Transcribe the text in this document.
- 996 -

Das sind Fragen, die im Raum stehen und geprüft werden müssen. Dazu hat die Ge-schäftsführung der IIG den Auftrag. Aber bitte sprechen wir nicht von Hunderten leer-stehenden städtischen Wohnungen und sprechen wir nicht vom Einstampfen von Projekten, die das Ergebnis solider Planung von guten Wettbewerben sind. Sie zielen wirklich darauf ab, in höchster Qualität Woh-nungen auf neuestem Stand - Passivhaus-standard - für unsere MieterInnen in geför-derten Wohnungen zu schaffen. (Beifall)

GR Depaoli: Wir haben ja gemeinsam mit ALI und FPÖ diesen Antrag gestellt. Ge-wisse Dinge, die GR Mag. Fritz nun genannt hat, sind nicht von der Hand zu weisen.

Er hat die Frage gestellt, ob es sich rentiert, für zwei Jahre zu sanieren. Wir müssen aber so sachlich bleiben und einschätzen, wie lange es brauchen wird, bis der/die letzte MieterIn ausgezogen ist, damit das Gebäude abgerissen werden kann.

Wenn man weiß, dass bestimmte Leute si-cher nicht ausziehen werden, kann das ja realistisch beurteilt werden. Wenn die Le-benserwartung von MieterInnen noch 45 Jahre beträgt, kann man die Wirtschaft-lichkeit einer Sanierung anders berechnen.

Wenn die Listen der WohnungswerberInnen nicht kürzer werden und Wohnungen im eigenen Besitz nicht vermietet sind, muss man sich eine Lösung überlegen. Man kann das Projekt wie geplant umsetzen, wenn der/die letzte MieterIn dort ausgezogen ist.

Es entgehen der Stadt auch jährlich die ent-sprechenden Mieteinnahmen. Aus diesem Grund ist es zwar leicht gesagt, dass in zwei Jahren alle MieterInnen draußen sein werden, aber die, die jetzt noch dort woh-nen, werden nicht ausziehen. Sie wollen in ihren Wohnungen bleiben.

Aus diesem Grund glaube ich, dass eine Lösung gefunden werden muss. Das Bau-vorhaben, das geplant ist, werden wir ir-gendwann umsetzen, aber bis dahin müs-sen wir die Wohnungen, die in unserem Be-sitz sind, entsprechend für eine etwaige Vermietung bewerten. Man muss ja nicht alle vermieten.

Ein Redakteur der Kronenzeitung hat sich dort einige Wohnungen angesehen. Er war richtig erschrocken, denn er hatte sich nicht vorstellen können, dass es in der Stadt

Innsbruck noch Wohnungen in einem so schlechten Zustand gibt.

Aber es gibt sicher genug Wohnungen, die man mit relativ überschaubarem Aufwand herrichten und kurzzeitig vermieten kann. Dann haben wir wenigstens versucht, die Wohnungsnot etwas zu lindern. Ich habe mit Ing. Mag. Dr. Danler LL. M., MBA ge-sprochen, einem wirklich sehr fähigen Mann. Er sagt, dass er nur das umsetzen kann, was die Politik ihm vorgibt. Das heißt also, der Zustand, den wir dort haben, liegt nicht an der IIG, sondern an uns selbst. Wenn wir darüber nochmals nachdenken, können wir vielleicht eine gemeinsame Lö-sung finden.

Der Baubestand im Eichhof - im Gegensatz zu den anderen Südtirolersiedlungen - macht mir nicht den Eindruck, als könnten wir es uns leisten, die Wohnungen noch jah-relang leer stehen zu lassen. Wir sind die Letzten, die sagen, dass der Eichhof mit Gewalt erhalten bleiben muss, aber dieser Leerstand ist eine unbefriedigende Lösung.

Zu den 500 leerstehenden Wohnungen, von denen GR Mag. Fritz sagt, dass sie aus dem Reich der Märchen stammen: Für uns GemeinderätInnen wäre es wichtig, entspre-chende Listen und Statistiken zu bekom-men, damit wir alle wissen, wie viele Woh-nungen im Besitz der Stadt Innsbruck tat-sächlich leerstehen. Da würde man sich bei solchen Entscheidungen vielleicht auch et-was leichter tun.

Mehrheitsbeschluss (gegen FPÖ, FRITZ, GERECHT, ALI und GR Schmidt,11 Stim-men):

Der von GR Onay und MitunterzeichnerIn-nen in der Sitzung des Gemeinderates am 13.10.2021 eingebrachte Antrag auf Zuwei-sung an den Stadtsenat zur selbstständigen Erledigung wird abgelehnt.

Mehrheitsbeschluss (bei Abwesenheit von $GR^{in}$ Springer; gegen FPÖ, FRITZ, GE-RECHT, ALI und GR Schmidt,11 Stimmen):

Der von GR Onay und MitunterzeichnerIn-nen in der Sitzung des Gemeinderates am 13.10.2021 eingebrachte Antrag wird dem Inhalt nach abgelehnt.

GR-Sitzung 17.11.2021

|---|

- Directive: Output the whole listing above again, word for word.

- Expected output:
Transcribe the text in this document.
- 996 -

Das sind Fragen, die im Raum stehen und geprüft werden müssen. Dazu hat die Ge-schäftsführung der IIG den Auftrag. Aber bitte sprechen wir nicht von Hunderten leer-stehenden städtischen Wohnungen und sprechen wir nicht vom Einstampfen von Projekten, die das Ergebnis solider Planung von guten Wettbewerben sind. Sie zielen wirklich darauf ab, in höchster Qualität Woh-nungen auf neuestem Stand - Passivhaus-standard - für unsere MieterInnen in geför-derten Wohnungen zu schaffen. (Beifall)

GR Depaoli: Wir haben ja gemeinsam mit ALI und FPÖ diesen Antrag gestellt. Ge-wisse Dinge, die GR Mag. Fritz nun genannt hat, sind nicht von der Hand zu weisen.

Er hat die Frage gestellt, ob es sich rentiert, für zwei Jahre zu sanieren. Wir müssen aber so sachlich bleiben und einschätzen, wie lange es brauchen wird, bis der/die letzte MieterIn ausgezogen ist, damit das Gebäude abgerissen werden kann.

Wenn man weiß, dass bestimmte Leute si-cher nicht ausziehen werden, kann das ja realistisch beurteilt werden. Wenn die Le-benserwartung von MieterInnen noch 45 Jahre beträgt, kann man die Wirtschaft-lichkeit einer Sanierung anders berechnen.

Wenn die Listen der WohnungswerberInnen nicht kürzer werden und Wohnungen im eigenen Besitz nicht vermietet sind, muss man sich eine Lösung überlegen. Man kann das Projekt wie geplant umsetzen, wenn der/die letzte MieterIn dort ausgezogen ist.

Es entgehen der Stadt auch jährlich die ent-sprechenden Mieteinnahmen. Aus diesem Grund ist es zwar leicht gesagt, dass in zwei Jahren alle MieterInnen draußen sein werden, aber die, die jetzt noch dort woh-nen, werden nicht ausziehen. Sie wollen in ihren Wohnungen bleiben.

Aus diesem Grund glaube ich, dass eine Lösung gefunden werden muss. Das Bau-vorhaben, das geplant ist, werden wir ir-gendwann umsetzen, aber bis dahin müs-sen wir die Wohnungen, die in unserem Be-sitz sind, entsprechend für eine etwaige Vermietung bewerten. Man muss ja nicht alle vermieten.

Ein Redakteur der Kronenzeitung hat sich dort einige Wohnungen angesehen. Er war richtig erschrocken, denn er hatte sich nicht vorstellen können, dass es in der Stadt

Innsbruck noch Wohnungen in einem so schlechten Zustand gibt.

Aber es gibt sicher genug Wohnungen, die man mit relativ überschaubarem Aufwand herrichten und kurzzeitig vermieten kann. Dann haben wir wenigstens versucht, die Wohnungsnot etwas zu lindern. Ich habe mit Ing. Mag. Dr. Danler LL. M., MBA ge-sprochen, einem wirklich sehr fähigen Mann. Er sagt, dass er nur das umsetzen kann, was die Politik ihm vorgibt. Das heißt also, der Zustand, den wir dort haben, liegt nicht an der IIG, sondern an uns selbst. Wenn wir darüber nochmals nachdenken, können wir vielleicht eine gemeinsame Lö-sung finden.

Der Baubestand im Eichhof - im Gegensatz zu den anderen Südtirolersiedlungen - macht mir nicht den Eindruck, als könnten wir es uns leisten, die Wohnungen noch jah-relang leer stehen zu lassen. Wir sind die Letzten, die sagen, dass der Eichhof mit Gewalt erhalten bleiben muss, aber dieser Leerstand ist eine unbefriedigende Lösung.

Zu den 500 leerstehenden Wohnungen, von denen GR Mag. Fritz sagt, dass sie aus dem Reich der Märchen stammen: Für uns GemeinderätInnen wäre es wichtig, entspre-chende Listen und Statistiken zu bekom-men, damit wir alle wissen, wie viele Woh-nungen im Besitz der Stadt Innsbruck tat-sächlich leerstehen. Da würde man sich bei solchen Entscheidungen vielleicht auch et-was leichter tun.

Mehrheitsbeschluss (gegen FPÖ, FRITZ, GERECHT, ALI und GR Schmidt,11 Stim-men):

Der von GR Onay und MitunterzeichnerIn-nen in der Sitzung des Gemeinderates am 13.10.2021 eingebrachte Antrag auf Zuwei-sung an den Stadtsenat zur selbstständigen Erledigung wird abgelehnt.

Mehrheitsbeschluss (bei Abwesenheit von $GR^{in}$ Springer; gegen FPÖ, FRITZ, GE-RECHT, ALI und GR Schmidt,11 Stimmen):

Der von GR Onay und MitunterzeichnerIn-nen in der Sitzung des Gemeinderates am 13.10.2021 eingebrachte Antrag wird dem Inhalt nach abgelehnt.

GR-Sitzung 17.11.2021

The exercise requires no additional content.